**ENTRIES SHOWN:**
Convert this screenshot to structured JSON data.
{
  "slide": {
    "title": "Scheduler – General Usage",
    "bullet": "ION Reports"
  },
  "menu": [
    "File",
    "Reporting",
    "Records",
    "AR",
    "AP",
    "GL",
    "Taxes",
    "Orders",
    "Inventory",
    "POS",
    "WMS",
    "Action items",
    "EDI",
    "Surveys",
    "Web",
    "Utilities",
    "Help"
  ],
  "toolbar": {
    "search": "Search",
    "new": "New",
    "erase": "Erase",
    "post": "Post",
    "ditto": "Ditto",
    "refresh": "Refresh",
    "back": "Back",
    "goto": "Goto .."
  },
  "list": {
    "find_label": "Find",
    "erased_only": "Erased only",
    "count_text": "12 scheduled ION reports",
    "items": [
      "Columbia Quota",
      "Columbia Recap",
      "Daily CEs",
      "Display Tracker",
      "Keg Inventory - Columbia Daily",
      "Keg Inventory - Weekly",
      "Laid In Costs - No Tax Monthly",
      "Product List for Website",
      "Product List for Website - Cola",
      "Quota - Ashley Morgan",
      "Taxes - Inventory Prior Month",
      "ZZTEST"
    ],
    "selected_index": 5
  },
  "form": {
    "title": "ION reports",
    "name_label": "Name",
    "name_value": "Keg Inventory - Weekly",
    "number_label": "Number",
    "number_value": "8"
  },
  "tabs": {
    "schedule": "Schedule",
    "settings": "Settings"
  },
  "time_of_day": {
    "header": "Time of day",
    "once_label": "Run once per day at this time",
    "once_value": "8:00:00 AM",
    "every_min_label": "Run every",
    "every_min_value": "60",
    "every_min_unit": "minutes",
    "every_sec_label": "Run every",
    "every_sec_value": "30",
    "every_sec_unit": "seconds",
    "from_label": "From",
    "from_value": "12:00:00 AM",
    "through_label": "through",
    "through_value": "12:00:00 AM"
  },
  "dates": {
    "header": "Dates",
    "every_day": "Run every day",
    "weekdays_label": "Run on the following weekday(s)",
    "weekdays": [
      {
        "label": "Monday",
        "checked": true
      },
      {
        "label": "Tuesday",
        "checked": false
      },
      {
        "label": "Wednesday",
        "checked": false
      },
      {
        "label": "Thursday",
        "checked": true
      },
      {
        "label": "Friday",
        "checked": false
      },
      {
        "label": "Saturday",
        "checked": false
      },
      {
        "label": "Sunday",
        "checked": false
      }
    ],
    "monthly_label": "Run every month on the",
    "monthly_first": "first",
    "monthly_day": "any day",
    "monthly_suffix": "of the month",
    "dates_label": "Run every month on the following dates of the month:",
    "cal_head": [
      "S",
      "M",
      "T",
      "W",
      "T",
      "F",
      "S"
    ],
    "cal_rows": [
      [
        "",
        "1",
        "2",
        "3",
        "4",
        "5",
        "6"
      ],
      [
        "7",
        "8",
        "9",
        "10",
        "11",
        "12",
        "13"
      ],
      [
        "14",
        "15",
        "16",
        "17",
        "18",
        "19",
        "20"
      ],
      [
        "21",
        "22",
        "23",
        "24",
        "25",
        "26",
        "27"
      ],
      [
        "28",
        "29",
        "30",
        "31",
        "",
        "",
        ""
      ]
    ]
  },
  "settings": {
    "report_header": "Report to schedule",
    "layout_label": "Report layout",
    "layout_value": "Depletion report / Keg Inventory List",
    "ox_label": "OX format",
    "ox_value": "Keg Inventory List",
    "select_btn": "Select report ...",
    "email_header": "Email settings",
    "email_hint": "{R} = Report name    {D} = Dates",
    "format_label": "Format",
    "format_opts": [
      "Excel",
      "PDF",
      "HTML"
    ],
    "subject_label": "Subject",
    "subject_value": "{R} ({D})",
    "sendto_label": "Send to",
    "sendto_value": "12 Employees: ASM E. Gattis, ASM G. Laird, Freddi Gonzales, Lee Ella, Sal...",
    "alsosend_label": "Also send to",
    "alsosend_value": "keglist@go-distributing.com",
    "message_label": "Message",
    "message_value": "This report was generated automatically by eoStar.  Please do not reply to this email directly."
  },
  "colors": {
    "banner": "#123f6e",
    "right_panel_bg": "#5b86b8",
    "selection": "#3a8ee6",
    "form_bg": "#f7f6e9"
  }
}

**AIM OF THE EXERCISE:**
All entries shown above should be printed again exactly.

**FINISHED ANSWER:**
Convert this screenshot to structured JSON data.
{
  "slide": {
    "title": "Scheduler – General Usage",
    "bullet": "ION Reports"
  },
  "menu": [
    "File",
    "Reporting",
    "Records",
    "AR",
    "AP",
    "GL",
    "Taxes",
    "Orders",
    "Inventory",
    "POS",
    "WMS",
    "Action items",
    "EDI",
    "Surveys",
    "Web",
    "Utilities",
    "Help"
  ],
  "toolbar": {
    "search": "Search",
    "new": "New",
    "erase": "Erase",
    "post": "Post",
    "ditto": "Ditto",
    "refresh": "Refresh",
    "back": "Back",
    "goto": "Goto .."
  },
  "list": {
    "find_label": "Find",
    "erased_only": "Erased only",
    "count_text": "12 scheduled ION reports",
    "items": [
      "Columbia Quota",
      "Columbia Recap",
      "Daily CEs",
      "Display Tracker",
      "Keg Inventory - Columbia Daily",
      "Keg Inventory - Weekly",
      "Laid In Costs - No Tax Monthly",
      "Product List for Website",
      "Product List for Website - Cola",
      "Quota - Ashley Morgan",
      "Taxes - Inventory Prior Month",
      "ZZTEST"
    ],
    "selected_index": 5
  },
  "form": {
    "title": "ION reports",
    "name_label": "Name",
    "name_value": "Keg Inventory - Weekly",
    "number_label": "Number",
    "number_value": "8"
  },
  "tabs": {
    "schedule": "Schedule",
    "settings": "Settings"
  },
  "time_of_day": {
    "header": "Time of day",
    "once_label": "Run once per day at this time",
    "once_value": "8:00:00 AM",
    "every_min_label": "Run every",
    "every_min_value": "60",
    "every_min_unit": "minutes",
    "every_sec_label": "Run every",
    "every_sec_value": "30",
    "every_sec_unit": "seconds",
    "from_label": "From",
    "from_value": "12:00:00 AM",
    "through_label": "through",
    "through_value": "12:00:00 AM"
  },
  "dates": {
    "header": "Dates",
    "every_day": "Run every day",
    "weekdays_label": "Run on the following weekday(s)",
    "weekdays": [
      {
        "label": "Monday",
        "checked": true
      },
      {
        "label": "Tuesday",
        "checked": false
      },
      {
        "label": "Wednesday",
        "checked": false
      },
      {
        "label": "Thursday",
        "checked": true
      },
      {
        "label": "Friday",
        "checked": false
      },
      {
        "label": "Saturday",
        "checked": false
      },
      {
        "label": "Sunday",
        "checked": false
      }
    ],
    "monthly_label": "Run every month on the",
    "monthly_first": "first",
    "monthly_day": "any day",
    "monthly_suffix": "of the month",
    "dates_label": "Run every month on the following dates of the month:",
    "cal_head": [
      "S",
      "M",
      "T",
      "W",
      "T",
      "F",
      "S"
    ],
    "cal_rows": [
      [
        "",
        "1",
        "2",
        "3",
        "4",
        "5",
        "6"
      ],
      [
        "7",
        "8",
        "9",
        "10",
        "11",
        "12",
        "13"
      ],
      [
        "14",
        "15",
        "16",
        "17",
        "18",
        "19",
        "20"
      ],
      [
        "21",
        "22",
        "23",
        "24",
        "25",
        "26",
        "27"
      ],
      [
        "28",
        "29",
        "30",
        "31",
        "",
        "",
        ""
      ]
    ]
  },
  "settings": {
    "report_header": "Report to schedule",
    "layout_label": "Report layout",
    "layout_value": "Depletion report / Keg Inventory List",
    "ox_label": "OX format",
    "ox_value": "Keg Inventory List",
    "select_btn": "Select report ...",
    "email_header": "Email settings",
    "email_hint": "{R} = Report name    {D} = Dates",
    "format_label": "Format",
    "format_opts": [
      "Excel",
      "PDF",
      "HTML"
    ],
    "subject_label": "Subject",
    "subject_value": "{R} ({D})",
    "sendto_label": "Send to",
    "sendto_value": "12 Employees: ASM E. Gattis, ASM G. Laird, Freddi Gonzales, Lee Ella, Sal...",
    "alsosend_label": "Also send to",
    "alsosend_value": "keglist@go-distributing.com",
    "message_label": "Message",
    "message_value": "This report was generated automatically by eoStar.  Please do not reply to this email directly."
  },
  "colors": {
    "banner": "#123f6e",
    "right_panel_bg": "#5b86b8",
    "selection": "#3a8ee6",
    "form_bg": "#f7f6e9"
  }
}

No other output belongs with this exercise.